[start Task input]
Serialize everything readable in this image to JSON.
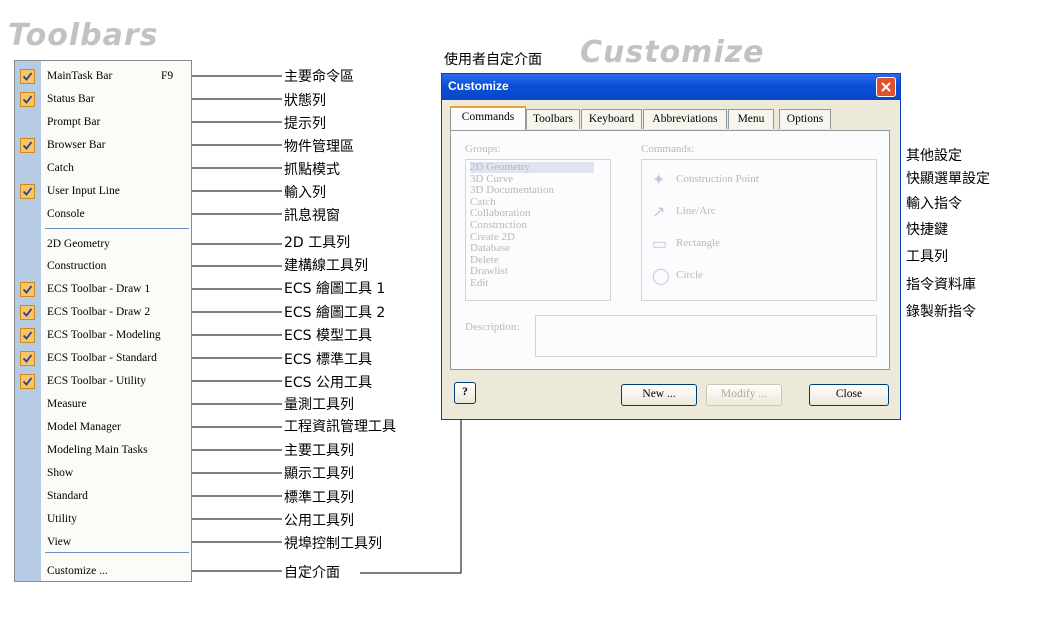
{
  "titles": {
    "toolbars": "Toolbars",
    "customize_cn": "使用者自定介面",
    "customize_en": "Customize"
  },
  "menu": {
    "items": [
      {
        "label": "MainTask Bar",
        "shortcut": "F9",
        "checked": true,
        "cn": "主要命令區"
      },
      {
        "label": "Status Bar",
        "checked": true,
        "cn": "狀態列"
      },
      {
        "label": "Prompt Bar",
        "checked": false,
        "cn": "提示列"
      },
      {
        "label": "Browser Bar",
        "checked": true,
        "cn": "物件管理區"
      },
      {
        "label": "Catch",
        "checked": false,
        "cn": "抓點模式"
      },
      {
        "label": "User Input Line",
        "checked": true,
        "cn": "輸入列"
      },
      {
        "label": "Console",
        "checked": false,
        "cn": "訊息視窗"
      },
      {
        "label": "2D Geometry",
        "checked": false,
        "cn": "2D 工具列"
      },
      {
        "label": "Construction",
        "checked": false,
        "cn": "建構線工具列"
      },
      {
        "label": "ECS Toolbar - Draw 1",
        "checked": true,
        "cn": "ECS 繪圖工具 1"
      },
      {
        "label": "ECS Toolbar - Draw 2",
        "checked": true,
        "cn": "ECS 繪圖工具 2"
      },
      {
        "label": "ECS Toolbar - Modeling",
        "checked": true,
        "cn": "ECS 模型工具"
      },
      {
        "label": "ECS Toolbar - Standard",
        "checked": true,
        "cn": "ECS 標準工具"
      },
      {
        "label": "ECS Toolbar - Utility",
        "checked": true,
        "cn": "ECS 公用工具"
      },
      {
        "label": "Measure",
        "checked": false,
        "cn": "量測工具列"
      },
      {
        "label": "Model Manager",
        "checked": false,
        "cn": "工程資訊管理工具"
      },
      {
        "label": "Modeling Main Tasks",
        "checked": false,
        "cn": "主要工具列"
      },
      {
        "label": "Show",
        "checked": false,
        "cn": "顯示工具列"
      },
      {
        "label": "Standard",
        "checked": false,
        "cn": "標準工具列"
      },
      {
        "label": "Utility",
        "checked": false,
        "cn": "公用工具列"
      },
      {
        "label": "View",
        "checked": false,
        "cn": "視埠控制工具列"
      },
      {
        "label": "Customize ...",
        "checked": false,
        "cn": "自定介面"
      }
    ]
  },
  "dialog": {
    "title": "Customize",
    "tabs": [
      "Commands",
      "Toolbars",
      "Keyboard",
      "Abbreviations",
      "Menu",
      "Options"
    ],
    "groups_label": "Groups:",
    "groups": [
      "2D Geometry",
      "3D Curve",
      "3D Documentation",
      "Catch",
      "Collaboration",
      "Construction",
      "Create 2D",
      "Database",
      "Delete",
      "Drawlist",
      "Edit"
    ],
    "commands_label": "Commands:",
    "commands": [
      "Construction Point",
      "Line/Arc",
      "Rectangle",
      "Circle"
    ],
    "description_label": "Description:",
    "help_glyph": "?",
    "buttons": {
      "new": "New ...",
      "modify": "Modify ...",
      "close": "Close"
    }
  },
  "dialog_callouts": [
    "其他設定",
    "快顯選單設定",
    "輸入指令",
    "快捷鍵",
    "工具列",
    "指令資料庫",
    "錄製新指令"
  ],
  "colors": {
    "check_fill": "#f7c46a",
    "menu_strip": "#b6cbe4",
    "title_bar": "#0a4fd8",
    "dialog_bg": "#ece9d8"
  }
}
[end Task input]
→ **What the task requires**
Transcribe the full listing above exactly as it stands, minus the pictures.

→ **Exercise result**
Serialize everything readable in this image to JSON.
{
  "titles": {
    "toolbars": "Toolbars",
    "customize_cn": "使用者自定介面",
    "customize_en": "Customize"
  },
  "menu": {
    "items": [
      {
        "label": "MainTask Bar",
        "shortcut": "F9",
        "checked": true,
        "cn": "主要命令區"
      },
      {
        "label": "Status Bar",
        "checked": true,
        "cn": "狀態列"
      },
      {
        "label": "Prompt Bar",
        "checked": false,
        "cn": "提示列"
      },
      {
        "label": "Browser Bar",
        "checked": true,
        "cn": "物件管理區"
      },
      {
        "label": "Catch",
        "checked": false,
        "cn": "抓點模式"
      },
      {
        "label": "User Input Line",
        "checked": true,
        "cn": "輸入列"
      },
      {
        "label": "Console",
        "checked": false,
        "cn": "訊息視窗"
      },
      {
        "label": "2D Geometry",
        "checked": false,
        "cn": "2D 工具列"
      },
      {
        "label": "Construction",
        "checked": false,
        "cn": "建構線工具列"
      },
      {
        "label": "ECS Toolbar - Draw 1",
        "checked": true,
        "cn": "ECS 繪圖工具 1"
      },
      {
        "label": "ECS Toolbar - Draw 2",
        "checked": true,
        "cn": "ECS 繪圖工具 2"
      },
      {
        "label": "ECS Toolbar - Modeling",
        "checked": true,
        "cn": "ECS 模型工具"
      },
      {
        "label": "ECS Toolbar - Standard",
        "checked": true,
        "cn": "ECS 標準工具"
      },
      {
        "label": "ECS Toolbar - Utility",
        "checked": true,
        "cn": "ECS 公用工具"
      },
      {
        "label": "Measure",
        "checked": false,
        "cn": "量測工具列"
      },
      {
        "label": "Model Manager",
        "checked": false,
        "cn": "工程資訊管理工具"
      },
      {
        "label": "Modeling Main Tasks",
        "checked": false,
        "cn": "主要工具列"
      },
      {
        "label": "Show",
        "checked": false,
        "cn": "顯示工具列"
      },
      {
        "label": "Standard",
        "checked": false,
        "cn": "標準工具列"
      },
      {
        "label": "Utility",
        "checked": false,
        "cn": "公用工具列"
      },
      {
        "label": "View",
        "checked": false,
        "cn": "視埠控制工具列"
      },
      {
        "label": "Customize ...",
        "checked": false,
        "cn": "自定介面"
      }
    ]
  },
  "dialog": {
    "title": "Customize",
    "tabs": [
      "Commands",
      "Toolbars",
      "Keyboard",
      "Abbreviations",
      "Menu",
      "Options"
    ],
    "groups_label": "Groups:",
    "groups": [
      "2D Geometry",
      "3D Curve",
      "3D Documentation",
      "Catch",
      "Collaboration",
      "Construction",
      "Create 2D",
      "Database",
      "Delete",
      "Drawlist",
      "Edit"
    ],
    "commands_label": "Commands:",
    "commands": [
      "Construction Point",
      "Line/Arc",
      "Rectangle",
      "Circle"
    ],
    "description_label": "Description:",
    "help_glyph": "?",
    "buttons": {
      "new": "New ...",
      "modify": "Modify ...",
      "close": "Close"
    }
  },
  "dialog_callouts": [
    "其他設定",
    "快顯選單設定",
    "輸入指令",
    "快捷鍵",
    "工具列",
    "指令資料庫",
    "錄製新指令"
  ],
  "colors": {
    "check_fill": "#f7c46a",
    "menu_strip": "#b6cbe4",
    "title_bar": "#0a4fd8",
    "dialog_bg": "#ece9d8"
  }
}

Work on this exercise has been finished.